▶ _Exercise details_
From the entries that follow, pick out all lines holding "page".

▶ _Records for the exercise_
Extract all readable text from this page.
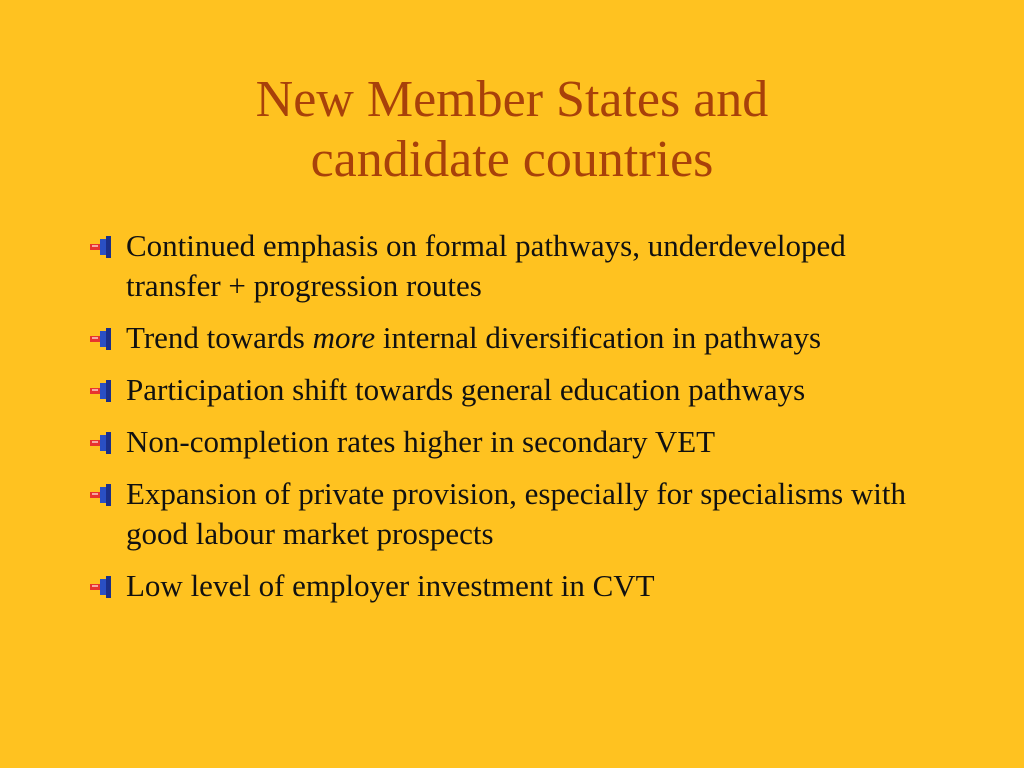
New Member States and
candidate countries
Continued emphasis on formal pathways, underdeveloped transfer + progression routes
Trend towards more internal diversification in pathways
Participation shift towards general education pathways
Non-completion rates higher in secondary VET
Expansion of private provision, especially for specialisms with good labour market prospects
Low level of employer investment in CVT
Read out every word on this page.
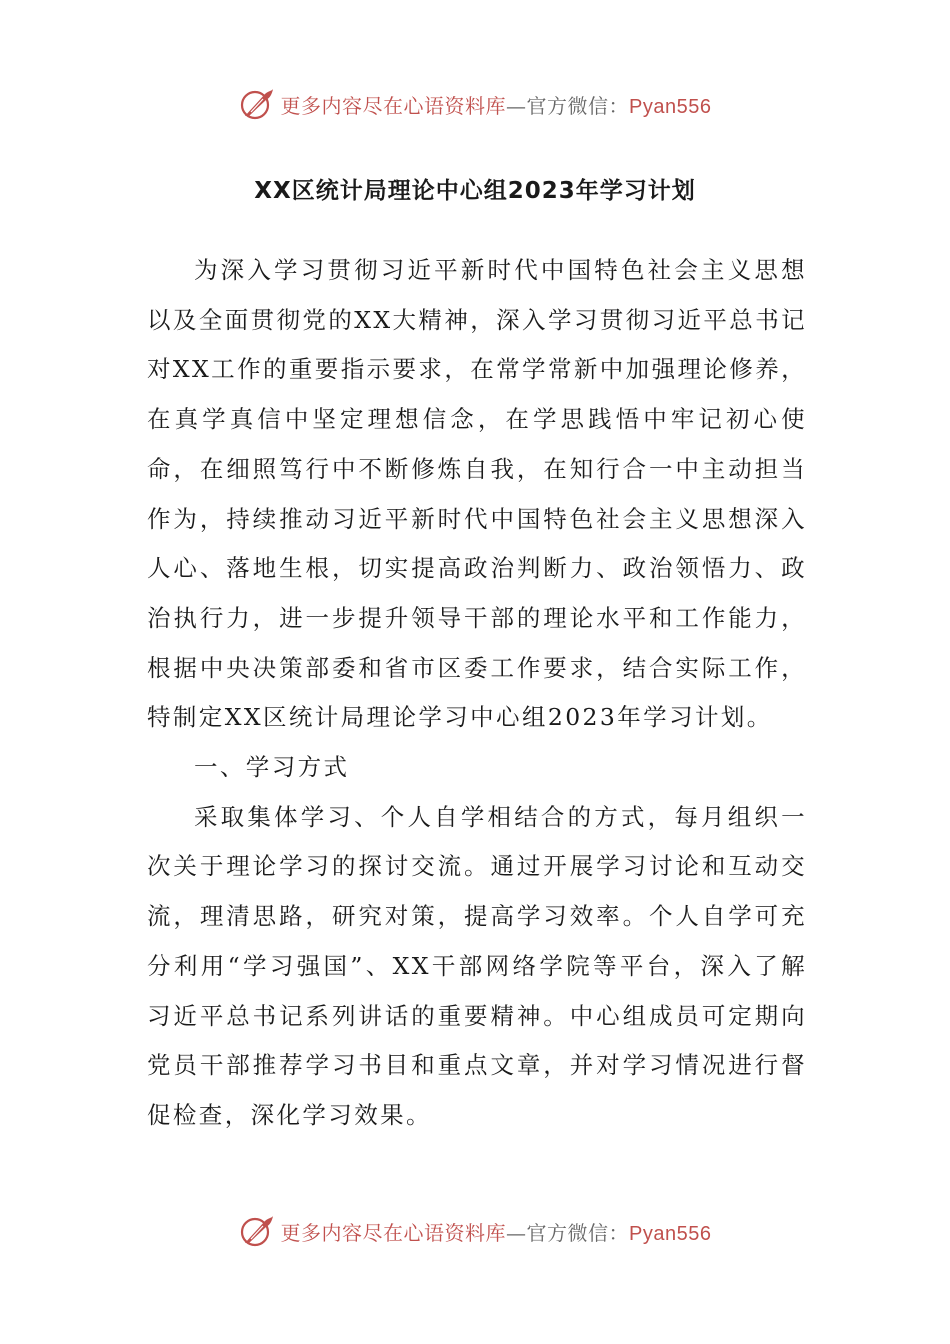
更多内容尽在心语资料库—官方微信：Pyan556
XX区统计局理论中心组2023年学习计划

为深入学习贯彻习近平新时代中国特色社会主义思想以及全面贯彻党的XX大精神，深入学习贯彻习近平总书记对XX工作的重要指示要求，在常学常新中加强理论修养，在真学真信中坚定理想信念，在学思践悟中牢记初心使命，在细照笃行中不断修炼自我，在知行合一中主动担当作为，持续推动习近平新时代中国特色社会主义思想深入人心、落地生根，切实提高政治判断力、政治领悟力、政治执行力，进一步提升领导干部的理论水平和工作能力，根据中央决策部委和省市区委工作要求，结合实际工作，特制定XX区统计局理论学习中心组2023年学习计划。

一、学习方式

采取集体学习、个人自学相结合的方式，每月组织一次关于理论学习的探讨交流。通过开展学习讨论和互动交流，理清思路，研究对策，提高学习效率。个人自学可充分利用“学习强国”、XX干部网络学院等平台，深入了解习近平总书记系列讲话的重要精神。中心组成员可定期向党员干部推荐学习书目和重点文章，并对学习情况进行督促检查，深化学习效果。

更多内容尽在心语资料库—官方微信：Pyan556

▶ _The answer_
Extract all readable text from this page.
Read out every word on this page.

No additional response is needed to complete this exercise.